Collection entries:
####################

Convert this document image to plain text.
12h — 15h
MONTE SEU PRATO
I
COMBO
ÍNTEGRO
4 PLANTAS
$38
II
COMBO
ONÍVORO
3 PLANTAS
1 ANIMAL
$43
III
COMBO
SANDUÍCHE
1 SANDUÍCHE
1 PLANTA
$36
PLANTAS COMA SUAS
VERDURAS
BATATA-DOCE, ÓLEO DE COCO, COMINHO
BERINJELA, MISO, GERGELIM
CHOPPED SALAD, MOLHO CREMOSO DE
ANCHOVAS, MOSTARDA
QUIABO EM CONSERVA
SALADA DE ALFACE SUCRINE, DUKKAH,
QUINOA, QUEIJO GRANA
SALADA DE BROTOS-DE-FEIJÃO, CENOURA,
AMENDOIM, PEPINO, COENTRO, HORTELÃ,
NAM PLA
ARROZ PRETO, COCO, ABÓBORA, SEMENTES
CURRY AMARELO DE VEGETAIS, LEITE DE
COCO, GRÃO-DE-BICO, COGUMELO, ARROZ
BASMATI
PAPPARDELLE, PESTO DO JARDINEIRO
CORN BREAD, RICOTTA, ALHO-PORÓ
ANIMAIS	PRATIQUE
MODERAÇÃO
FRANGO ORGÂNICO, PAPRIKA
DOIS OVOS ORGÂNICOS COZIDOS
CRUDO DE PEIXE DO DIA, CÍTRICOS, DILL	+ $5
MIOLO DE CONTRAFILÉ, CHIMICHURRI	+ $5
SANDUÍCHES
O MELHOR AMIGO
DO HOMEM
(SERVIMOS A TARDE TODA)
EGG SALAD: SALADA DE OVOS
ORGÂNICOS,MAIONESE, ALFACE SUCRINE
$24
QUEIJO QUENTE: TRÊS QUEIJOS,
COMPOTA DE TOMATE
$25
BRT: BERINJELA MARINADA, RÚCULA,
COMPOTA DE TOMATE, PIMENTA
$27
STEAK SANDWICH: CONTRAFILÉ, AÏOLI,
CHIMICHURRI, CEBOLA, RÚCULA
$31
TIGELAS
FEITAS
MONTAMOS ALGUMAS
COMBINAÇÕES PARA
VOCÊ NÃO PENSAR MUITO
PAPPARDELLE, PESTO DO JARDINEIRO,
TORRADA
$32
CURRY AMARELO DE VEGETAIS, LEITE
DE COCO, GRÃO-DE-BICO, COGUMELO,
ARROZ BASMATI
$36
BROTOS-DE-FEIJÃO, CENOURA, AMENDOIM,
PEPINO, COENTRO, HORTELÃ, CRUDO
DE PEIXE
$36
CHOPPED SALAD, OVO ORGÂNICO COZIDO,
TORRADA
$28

####################

Direction:
Copy out each record from above, exactly.

Written answer:
Convert this document image to plain text.
12h — 15h
MONTE SEU PRATO
I
COMBO
ÍNTEGRO
4 PLANTAS
$38
II
COMBO
ONÍVORO
3 PLANTAS
1 ANIMAL
$43
III
COMBO
SANDUÍCHE
1 SANDUÍCHE
1 PLANTA
$36
PLANTAS COMA SUAS
VERDURAS
BATATA-DOCE, ÓLEO DE COCO, COMINHO
BERINJELA, MISO, GERGELIM
CHOPPED SALAD, MOLHO CREMOSO DE
ANCHOVAS, MOSTARDA
QUIABO EM CONSERVA
SALADA DE ALFACE SUCRINE, DUKKAH,
QUINOA, QUEIJO GRANA
SALADA DE BROTOS-DE-FEIJÃO, CENOURA,
AMENDOIM, PEPINO, COENTRO, HORTELÃ,
NAM PLA
ARROZ PRETO, COCO, ABÓBORA, SEMENTES
CURRY AMARELO DE VEGETAIS, LEITE DE
COCO, GRÃO-DE-BICO, COGUMELO, ARROZ
BASMATI
PAPPARDELLE, PESTO DO JARDINEIRO
CORN BREAD, RICOTTA, ALHO-PORÓ
ANIMAIS	PRATIQUE
MODERAÇÃO
FRANGO ORGÂNICO, PAPRIKA
DOIS OVOS ORGÂNICOS COZIDOS
CRUDO DE PEIXE DO DIA, CÍTRICOS, DILL	+ $5
MIOLO DE CONTRAFILÉ, CHIMICHURRI	+ $5
SANDUÍCHES
O MELHOR AMIGO
DO HOMEM
(SERVIMOS A TARDE TODA)
EGG SALAD: SALADA DE OVOS
ORGÂNICOS,MAIONESE, ALFACE SUCRINE
$24
QUEIJO QUENTE: TRÊS QUEIJOS,
COMPOTA DE TOMATE
$25
BRT: BERINJELA MARINADA, RÚCULA,
COMPOTA DE TOMATE, PIMENTA
$27
STEAK SANDWICH: CONTRAFILÉ, AÏOLI,
CHIMICHURRI, CEBOLA, RÚCULA
$31
TIGELAS
FEITAS
MONTAMOS ALGUMAS
COMBINAÇÕES PARA
VOCÊ NÃO PENSAR MUITO
PAPPARDELLE, PESTO DO JARDINEIRO,
TORRADA
$32
CURRY AMARELO DE VEGETAIS, LEITE
DE COCO, GRÃO-DE-BICO, COGUMELO,
ARROZ BASMATI
$36
BROTOS-DE-FEIJÃO, CENOURA, AMENDOIM,
PEPINO, COENTRO, HORTELÃ, CRUDO
DE PEIXE
$36
CHOPPED SALAD, OVO ORGÂNICO COZIDO,
TORRADA
$28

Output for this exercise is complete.